#### DATA PROVIDED

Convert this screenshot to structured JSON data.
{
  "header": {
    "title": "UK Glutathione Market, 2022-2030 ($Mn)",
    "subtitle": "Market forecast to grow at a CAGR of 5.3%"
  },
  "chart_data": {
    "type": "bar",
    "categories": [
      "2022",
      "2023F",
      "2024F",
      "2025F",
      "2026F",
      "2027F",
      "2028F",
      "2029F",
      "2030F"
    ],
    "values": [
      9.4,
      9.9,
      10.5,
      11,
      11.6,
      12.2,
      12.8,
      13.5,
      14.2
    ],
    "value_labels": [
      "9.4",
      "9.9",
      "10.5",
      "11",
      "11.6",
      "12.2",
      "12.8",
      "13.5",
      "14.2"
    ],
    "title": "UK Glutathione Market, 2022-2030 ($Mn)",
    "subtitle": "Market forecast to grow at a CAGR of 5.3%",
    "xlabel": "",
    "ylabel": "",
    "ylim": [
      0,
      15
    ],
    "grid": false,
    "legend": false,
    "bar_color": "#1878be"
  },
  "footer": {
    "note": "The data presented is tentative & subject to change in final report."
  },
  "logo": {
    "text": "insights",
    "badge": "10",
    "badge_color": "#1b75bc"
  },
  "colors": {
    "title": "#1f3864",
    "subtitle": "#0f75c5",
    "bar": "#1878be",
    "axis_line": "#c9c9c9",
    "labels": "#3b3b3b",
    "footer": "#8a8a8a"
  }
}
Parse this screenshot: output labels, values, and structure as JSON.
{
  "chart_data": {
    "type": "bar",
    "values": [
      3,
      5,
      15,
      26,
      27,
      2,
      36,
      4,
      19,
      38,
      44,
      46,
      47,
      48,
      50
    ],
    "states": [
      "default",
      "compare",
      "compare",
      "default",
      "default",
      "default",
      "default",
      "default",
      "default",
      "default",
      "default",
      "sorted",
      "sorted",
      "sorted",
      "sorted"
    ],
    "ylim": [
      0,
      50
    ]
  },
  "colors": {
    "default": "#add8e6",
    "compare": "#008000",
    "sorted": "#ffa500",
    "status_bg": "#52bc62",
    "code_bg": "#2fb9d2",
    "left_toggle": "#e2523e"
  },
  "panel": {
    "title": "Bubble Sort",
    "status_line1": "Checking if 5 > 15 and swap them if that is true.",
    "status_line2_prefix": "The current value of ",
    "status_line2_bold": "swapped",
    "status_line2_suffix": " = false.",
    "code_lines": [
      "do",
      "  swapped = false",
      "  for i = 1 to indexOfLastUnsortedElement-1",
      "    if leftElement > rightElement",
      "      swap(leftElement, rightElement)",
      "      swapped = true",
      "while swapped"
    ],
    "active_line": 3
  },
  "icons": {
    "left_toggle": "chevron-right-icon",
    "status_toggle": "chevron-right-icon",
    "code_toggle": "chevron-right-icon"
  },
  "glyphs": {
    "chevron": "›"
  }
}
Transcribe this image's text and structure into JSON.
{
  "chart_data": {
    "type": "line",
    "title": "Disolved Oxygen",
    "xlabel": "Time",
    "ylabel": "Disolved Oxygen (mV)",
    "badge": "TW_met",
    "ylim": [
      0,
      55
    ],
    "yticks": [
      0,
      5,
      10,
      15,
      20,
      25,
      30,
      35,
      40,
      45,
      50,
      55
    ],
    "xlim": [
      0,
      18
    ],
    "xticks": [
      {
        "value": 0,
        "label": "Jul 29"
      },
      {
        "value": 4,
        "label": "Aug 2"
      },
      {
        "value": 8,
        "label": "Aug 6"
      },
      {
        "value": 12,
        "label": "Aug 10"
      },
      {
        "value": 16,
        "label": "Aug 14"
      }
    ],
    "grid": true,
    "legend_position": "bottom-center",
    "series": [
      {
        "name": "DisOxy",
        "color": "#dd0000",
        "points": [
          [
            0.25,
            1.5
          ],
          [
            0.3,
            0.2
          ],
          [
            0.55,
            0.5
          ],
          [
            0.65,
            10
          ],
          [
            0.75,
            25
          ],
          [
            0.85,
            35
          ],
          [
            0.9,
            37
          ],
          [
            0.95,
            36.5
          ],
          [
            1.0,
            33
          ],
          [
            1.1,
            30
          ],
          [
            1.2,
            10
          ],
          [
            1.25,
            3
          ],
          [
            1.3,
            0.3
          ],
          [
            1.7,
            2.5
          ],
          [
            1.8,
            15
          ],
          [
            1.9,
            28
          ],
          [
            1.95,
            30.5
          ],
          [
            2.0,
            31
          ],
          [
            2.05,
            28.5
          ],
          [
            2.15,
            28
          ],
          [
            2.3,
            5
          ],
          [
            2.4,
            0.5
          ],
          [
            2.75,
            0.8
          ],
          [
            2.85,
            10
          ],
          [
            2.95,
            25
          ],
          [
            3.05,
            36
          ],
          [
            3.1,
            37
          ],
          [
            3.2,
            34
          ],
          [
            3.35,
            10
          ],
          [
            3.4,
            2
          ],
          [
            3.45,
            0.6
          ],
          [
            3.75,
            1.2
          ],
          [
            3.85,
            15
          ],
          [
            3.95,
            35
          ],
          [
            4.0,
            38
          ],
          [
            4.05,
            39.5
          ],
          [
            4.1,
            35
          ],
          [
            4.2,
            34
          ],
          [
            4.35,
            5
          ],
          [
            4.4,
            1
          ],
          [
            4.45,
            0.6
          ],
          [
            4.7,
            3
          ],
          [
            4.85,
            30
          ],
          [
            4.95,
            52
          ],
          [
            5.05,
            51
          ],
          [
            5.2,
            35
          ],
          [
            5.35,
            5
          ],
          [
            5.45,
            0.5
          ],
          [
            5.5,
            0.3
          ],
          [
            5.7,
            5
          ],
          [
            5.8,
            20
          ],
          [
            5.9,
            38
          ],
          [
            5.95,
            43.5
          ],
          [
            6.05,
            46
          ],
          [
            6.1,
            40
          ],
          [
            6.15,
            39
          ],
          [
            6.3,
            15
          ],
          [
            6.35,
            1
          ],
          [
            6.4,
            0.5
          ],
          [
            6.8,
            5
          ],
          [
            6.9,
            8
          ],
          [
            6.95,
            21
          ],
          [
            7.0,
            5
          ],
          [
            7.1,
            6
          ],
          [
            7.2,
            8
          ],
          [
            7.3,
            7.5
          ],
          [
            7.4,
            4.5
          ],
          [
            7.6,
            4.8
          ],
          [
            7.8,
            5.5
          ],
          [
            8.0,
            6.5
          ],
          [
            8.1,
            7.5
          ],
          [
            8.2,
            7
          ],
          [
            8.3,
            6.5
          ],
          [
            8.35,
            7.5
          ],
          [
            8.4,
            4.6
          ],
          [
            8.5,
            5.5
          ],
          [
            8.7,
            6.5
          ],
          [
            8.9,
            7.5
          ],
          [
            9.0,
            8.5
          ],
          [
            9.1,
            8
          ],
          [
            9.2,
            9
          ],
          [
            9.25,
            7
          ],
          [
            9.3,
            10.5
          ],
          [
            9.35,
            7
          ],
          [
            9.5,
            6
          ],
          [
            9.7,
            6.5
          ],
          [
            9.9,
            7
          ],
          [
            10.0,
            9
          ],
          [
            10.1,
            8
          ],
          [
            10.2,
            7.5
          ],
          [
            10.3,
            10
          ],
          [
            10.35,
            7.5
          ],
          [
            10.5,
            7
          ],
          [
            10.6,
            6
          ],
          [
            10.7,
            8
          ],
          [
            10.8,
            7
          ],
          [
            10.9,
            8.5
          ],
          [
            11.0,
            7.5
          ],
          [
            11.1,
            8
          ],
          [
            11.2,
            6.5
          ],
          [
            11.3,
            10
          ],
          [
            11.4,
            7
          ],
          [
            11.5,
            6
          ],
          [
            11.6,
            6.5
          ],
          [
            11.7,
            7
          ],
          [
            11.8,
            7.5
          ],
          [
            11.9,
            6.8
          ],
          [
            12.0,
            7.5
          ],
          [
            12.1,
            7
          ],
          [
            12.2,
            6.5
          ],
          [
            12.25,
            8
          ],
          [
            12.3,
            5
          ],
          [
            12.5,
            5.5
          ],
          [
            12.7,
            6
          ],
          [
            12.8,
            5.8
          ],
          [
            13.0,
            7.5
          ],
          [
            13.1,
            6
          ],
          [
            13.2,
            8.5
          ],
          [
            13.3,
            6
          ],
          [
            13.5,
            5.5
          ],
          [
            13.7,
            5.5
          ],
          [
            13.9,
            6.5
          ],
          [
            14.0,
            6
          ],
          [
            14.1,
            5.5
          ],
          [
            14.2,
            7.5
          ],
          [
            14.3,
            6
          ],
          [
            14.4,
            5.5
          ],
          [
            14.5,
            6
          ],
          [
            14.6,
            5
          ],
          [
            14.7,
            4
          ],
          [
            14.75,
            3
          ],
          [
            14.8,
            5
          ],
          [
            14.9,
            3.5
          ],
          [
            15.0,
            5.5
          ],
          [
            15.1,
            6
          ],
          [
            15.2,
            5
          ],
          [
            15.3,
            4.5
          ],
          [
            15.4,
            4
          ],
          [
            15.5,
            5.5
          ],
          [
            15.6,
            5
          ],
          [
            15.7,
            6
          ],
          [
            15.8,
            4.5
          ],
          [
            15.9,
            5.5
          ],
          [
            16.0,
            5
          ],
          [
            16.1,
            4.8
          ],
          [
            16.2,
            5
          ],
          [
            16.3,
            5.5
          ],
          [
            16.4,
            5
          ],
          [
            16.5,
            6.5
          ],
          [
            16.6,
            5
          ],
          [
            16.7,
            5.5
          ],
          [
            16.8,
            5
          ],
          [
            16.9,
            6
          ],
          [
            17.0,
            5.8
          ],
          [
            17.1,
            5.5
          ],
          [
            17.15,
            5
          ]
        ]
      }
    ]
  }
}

########

_STATED TASK_. Copy each line of the listing that contains the string "leftElement".

_EXERCISE RESULT_.
      "    if leftElement > rightElement",
      "      swap(leftElement, rightElement)",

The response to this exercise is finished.